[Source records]
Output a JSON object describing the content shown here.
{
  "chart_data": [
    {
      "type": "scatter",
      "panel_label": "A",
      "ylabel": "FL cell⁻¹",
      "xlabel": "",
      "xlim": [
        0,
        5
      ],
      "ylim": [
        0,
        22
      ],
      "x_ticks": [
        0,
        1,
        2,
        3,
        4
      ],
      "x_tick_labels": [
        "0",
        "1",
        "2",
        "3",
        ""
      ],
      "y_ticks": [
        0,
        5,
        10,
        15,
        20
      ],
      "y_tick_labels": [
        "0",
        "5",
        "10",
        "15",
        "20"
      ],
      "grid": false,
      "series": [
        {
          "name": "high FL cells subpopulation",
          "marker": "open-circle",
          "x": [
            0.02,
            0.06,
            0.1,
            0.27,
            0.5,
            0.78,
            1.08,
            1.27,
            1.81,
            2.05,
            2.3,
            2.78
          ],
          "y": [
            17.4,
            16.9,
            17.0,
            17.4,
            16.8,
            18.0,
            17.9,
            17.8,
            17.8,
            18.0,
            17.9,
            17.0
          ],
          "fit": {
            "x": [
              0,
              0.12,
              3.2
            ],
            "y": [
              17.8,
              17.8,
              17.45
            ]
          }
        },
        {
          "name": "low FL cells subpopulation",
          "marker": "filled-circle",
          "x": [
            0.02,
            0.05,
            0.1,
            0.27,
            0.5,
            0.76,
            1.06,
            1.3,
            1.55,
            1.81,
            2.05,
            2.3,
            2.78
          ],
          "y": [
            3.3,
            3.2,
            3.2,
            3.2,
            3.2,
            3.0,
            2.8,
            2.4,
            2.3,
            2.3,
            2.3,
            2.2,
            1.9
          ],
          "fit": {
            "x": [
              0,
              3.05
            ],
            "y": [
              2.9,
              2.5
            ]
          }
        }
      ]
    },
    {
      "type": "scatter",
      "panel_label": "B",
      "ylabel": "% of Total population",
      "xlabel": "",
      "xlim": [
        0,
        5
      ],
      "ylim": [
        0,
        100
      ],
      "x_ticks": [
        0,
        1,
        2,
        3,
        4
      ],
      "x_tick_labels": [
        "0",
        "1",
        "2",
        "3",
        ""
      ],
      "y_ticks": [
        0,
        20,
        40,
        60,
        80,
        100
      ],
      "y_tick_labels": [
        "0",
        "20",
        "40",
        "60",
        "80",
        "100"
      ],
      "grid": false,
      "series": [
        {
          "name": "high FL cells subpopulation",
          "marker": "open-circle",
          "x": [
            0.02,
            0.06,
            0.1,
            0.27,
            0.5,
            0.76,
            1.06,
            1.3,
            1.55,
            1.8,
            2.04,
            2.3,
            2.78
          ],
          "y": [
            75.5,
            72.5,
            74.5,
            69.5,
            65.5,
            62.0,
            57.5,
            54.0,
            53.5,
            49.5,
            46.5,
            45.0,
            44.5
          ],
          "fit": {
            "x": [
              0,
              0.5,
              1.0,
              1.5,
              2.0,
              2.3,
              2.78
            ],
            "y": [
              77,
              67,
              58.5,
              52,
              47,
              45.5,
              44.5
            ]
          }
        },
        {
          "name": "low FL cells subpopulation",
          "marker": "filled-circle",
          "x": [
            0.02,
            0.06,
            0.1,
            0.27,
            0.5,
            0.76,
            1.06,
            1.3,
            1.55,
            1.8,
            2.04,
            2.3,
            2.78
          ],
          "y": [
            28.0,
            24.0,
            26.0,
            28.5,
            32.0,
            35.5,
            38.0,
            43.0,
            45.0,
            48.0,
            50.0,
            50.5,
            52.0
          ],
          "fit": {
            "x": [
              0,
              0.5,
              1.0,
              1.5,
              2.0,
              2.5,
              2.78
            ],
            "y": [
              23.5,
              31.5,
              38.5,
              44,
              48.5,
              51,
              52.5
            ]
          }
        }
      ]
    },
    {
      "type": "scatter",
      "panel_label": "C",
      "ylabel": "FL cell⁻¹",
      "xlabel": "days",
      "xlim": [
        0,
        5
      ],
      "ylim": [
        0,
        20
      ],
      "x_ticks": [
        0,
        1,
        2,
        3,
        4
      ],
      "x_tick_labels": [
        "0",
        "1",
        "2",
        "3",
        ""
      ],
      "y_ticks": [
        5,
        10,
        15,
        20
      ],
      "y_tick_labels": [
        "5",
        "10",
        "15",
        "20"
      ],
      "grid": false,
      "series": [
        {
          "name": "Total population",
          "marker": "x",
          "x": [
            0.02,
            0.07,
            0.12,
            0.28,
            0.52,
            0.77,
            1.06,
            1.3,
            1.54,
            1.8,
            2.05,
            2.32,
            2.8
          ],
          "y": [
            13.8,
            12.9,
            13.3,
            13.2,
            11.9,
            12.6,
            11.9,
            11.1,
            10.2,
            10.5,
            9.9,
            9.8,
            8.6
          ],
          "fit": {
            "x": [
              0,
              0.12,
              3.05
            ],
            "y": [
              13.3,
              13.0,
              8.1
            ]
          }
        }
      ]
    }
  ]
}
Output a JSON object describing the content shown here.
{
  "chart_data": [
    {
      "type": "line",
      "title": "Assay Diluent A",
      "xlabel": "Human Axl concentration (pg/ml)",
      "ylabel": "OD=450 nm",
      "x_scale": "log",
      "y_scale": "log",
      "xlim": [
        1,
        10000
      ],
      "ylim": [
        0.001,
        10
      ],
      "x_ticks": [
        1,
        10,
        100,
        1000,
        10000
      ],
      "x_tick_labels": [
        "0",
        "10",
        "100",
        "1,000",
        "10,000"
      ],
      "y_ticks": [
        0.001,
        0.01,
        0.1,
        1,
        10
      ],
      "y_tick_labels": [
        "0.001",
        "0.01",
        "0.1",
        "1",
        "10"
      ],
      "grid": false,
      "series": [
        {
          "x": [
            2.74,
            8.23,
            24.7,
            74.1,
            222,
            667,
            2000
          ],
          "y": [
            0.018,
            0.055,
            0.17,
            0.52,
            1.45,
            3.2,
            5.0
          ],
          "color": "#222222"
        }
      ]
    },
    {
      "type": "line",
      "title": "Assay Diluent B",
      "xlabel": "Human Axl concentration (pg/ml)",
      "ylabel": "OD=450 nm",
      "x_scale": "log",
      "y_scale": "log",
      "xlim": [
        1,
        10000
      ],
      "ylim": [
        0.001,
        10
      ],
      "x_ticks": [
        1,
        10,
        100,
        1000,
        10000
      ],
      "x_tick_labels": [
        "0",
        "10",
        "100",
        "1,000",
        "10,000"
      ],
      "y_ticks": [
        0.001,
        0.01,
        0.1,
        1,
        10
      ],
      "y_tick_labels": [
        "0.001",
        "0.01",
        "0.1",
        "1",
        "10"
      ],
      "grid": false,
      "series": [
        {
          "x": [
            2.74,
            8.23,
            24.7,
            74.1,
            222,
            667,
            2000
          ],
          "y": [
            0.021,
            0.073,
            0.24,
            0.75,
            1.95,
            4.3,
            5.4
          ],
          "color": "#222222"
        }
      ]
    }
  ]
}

__Your instructions__:
The answer must be the data above, repeated exactly as it stands.

__Response to this task__:
Output a JSON object describing the content shown here.
{
  "chart_data": [
    {
      "type": "scatter",
      "panel_label": "A",
      "ylabel": "FL cell⁻¹",
      "xlabel": "",
      "xlim": [
        0,
        5
      ],
      "ylim": [
        0,
        22
      ],
      "x_ticks": [
        0,
        1,
        2,
        3,
        4
      ],
      "x_tick_labels": [
        "0",
        "1",
        "2",
        "3",
        ""
      ],
      "y_ticks": [
        0,
        5,
        10,
        15,
        20
      ],
      "y_tick_labels": [
        "0",
        "5",
        "10",
        "15",
        "20"
      ],
      "grid": false,
      "series": [
        {
          "name": "high FL cells subpopulation",
          "marker": "open-circle",
          "x": [
            0.02,
            0.06,
            0.1,
            0.27,
            0.5,
            0.78,
            1.08,
            1.27,
            1.81,
            2.05,
            2.3,
            2.78
          ],
          "y": [
            17.4,
            16.9,
            17.0,
            17.4,
            16.8,
            18.0,
            17.9,
            17.8,
            17.8,
            18.0,
            17.9,
            17.0
          ],
          "fit": {
            "x": [
              0,
              0.12,
              3.2
            ],
            "y": [
              17.8,
              17.8,
              17.45
            ]
          }
        },
        {
          "name": "low FL cells subpopulation",
          "marker": "filled-circle",
          "x": [
            0.02,
            0.05,
            0.1,
            0.27,
            0.5,
            0.76,
            1.06,
            1.3,
            1.55,
            1.81,
            2.05,
            2.3,
            2.78
          ],
          "y": [
            3.3,
            3.2,
            3.2,
            3.2,
            3.2,
            3.0,
            2.8,
            2.4,
            2.3,
            2.3,
            2.3,
            2.2,
            1.9
          ],
          "fit": {
            "x": [
              0,
              3.05
            ],
            "y": [
              2.9,
              2.5
            ]
          }
        }
      ]
    },
    {
      "type": "scatter",
      "panel_label": "B",
      "ylabel": "% of Total population",
      "xlabel": "",
      "xlim": [
        0,
        5
      ],
      "ylim": [
        0,
        100
      ],
      "x_ticks": [
        0,
        1,
        2,
        3,
        4
      ],
      "x_tick_labels": [
        "0",
        "1",
        "2",
        "3",
        ""
      ],
      "y_ticks": [
        0,
        20,
        40,
        60,
        80,
        100
      ],
      "y_tick_labels": [
        "0",
        "20",
        "40",
        "60",
        "80",
        "100"
      ],
      "grid": false,
      "series": [
        {
          "name": "high FL cells subpopulation",
          "marker": "open-circle",
          "x": [
            0.02,
            0.06,
            0.1,
            0.27,
            0.5,
            0.76,
            1.06,
            1.3,
            1.55,
            1.8,
            2.04,
            2.3,
            2.78
          ],
          "y": [
            75.5,
            72.5,
            74.5,
            69.5,
            65.5,
            62.0,
            57.5,
            54.0,
            53.5,
            49.5,
            46.5,
            45.0,
            44.5
          ],
          "fit": {
            "x": [
              0,
              0.5,
              1.0,
              1.5,
              2.0,
              2.3,
              2.78
            ],
            "y": [
              77,
              67,
              58.5,
              52,
              47,
              45.5,
              44.5
            ]
          }
        },
        {
          "name": "low FL cells subpopulation",
          "marker": "filled-circle",
          "x": [
            0.02,
            0.06,
            0.1,
            0.27,
            0.5,
            0.76,
            1.06,
            1.3,
            1.55,
            1.8,
            2.04,
            2.3,
            2.78
          ],
          "y": [
            28.0,
            24.0,
            26.0,
            28.5,
            32.0,
            35.5,
            38.0,
            43.0,
            45.0,
            48.0,
            50.0,
            50.5,
            52.0
          ],
          "fit": {
            "x": [
              0,
              0.5,
              1.0,
              1.5,
              2.0,
              2.5,
              2.78
            ],
            "y": [
              23.5,
              31.5,
              38.5,
              44,
              48.5,
              51,
              52.5
            ]
          }
        }
      ]
    },
    {
      "type": "scatter",
      "panel_label": "C",
      "ylabel": "FL cell⁻¹",
      "xlabel": "days",
      "xlim": [
        0,
        5
      ],
      "ylim": [
        0,
        20
      ],
      "x_ticks": [
        0,
        1,
        2,
        3,
        4
      ],
      "x_tick_labels": [
        "0",
        "1",
        "2",
        "3",
        ""
      ],
      "y_ticks": [
        5,
        10,
        15,
        20
      ],
      "y_tick_labels": [
        "5",
        "10",
        "15",
        "20"
      ],
      "grid": false,
      "series": [
        {
          "name": "Total population",
          "marker": "x",
          "x": [
            0.02,
            0.07,
            0.12,
            0.28,
            0.52,
            0.77,
            1.06,
            1.3,
            1.54,
            1.8,
            2.05,
            2.32,
            2.8
          ],
          "y": [
            13.8,
            12.9,
            13.3,
            13.2,
            11.9,
            12.6,
            11.9,
            11.1,
            10.2,
            10.5,
            9.9,
            9.8,
            8.6
          ],
          "fit": {
            "x": [
              0,
              0.12,
              3.05
            ],
            "y": [
              13.3,
              13.0,
              8.1
            ]
          }
        }
      ]
    }
  ]
}
Output a JSON object describing the content shown here.
{
  "chart_data": [
    {
      "type": "line",
      "title": "Assay Diluent A",
      "xlabel": "Human Axl concentration (pg/ml)",
      "ylabel": "OD=450 nm",
      "x_scale": "log",
      "y_scale": "log",
      "xlim": [
        1,
        10000
      ],
      "ylim": [
        0.001,
        10
      ],
      "x_ticks": [
        1,
        10,
        100,
        1000,
        10000
      ],
      "x_tick_labels": [
        "0",
        "10",
        "100",
        "1,000",
        "10,000"
      ],
      "y_ticks": [
        0.001,
        0.01,
        0.1,
        1,
        10
      ],
      "y_tick_labels": [
        "0.001",
        "0.01",
        "0.1",
        "1",
        "10"
      ],
      "grid": false,
      "series": [
        {
          "x": [
            2.74,
            8.23,
            24.7,
            74.1,
            222,
            667,
            2000
          ],
          "y": [
            0.018,
            0.055,
            0.17,
            0.52,
            1.45,
            3.2,
            5.0
          ],
          "color": "#222222"
        }
      ]
    },
    {
      "type": "line",
      "title": "Assay Diluent B",
      "xlabel": "Human Axl concentration (pg/ml)",
      "ylabel": "OD=450 nm",
      "x_scale": "log",
      "y_scale": "log",
      "xlim": [
        1,
        10000
      ],
      "ylim": [
        0.001,
        10
      ],
      "x_ticks": [
        1,
        10,
        100,
        1000,
        10000
      ],
      "x_tick_labels": [
        "0",
        "10",
        "100",
        "1,000",
        "10,000"
      ],
      "y_ticks": [
        0.001,
        0.01,
        0.1,
        1,
        10
      ],
      "y_tick_labels": [
        "0.001",
        "0.01",
        "0.1",
        "1",
        "10"
      ],
      "grid": false,
      "series": [
        {
          "x": [
            2.74,
            8.23,
            24.7,
            74.1,
            222,
            667,
            2000
          ],
          "y": [
            0.021,
            0.073,
            0.24,
            0.75,
            1.95,
            4.3,
            5.4
          ],
          "color": "#222222"
        }
      ]
    }
  ]
}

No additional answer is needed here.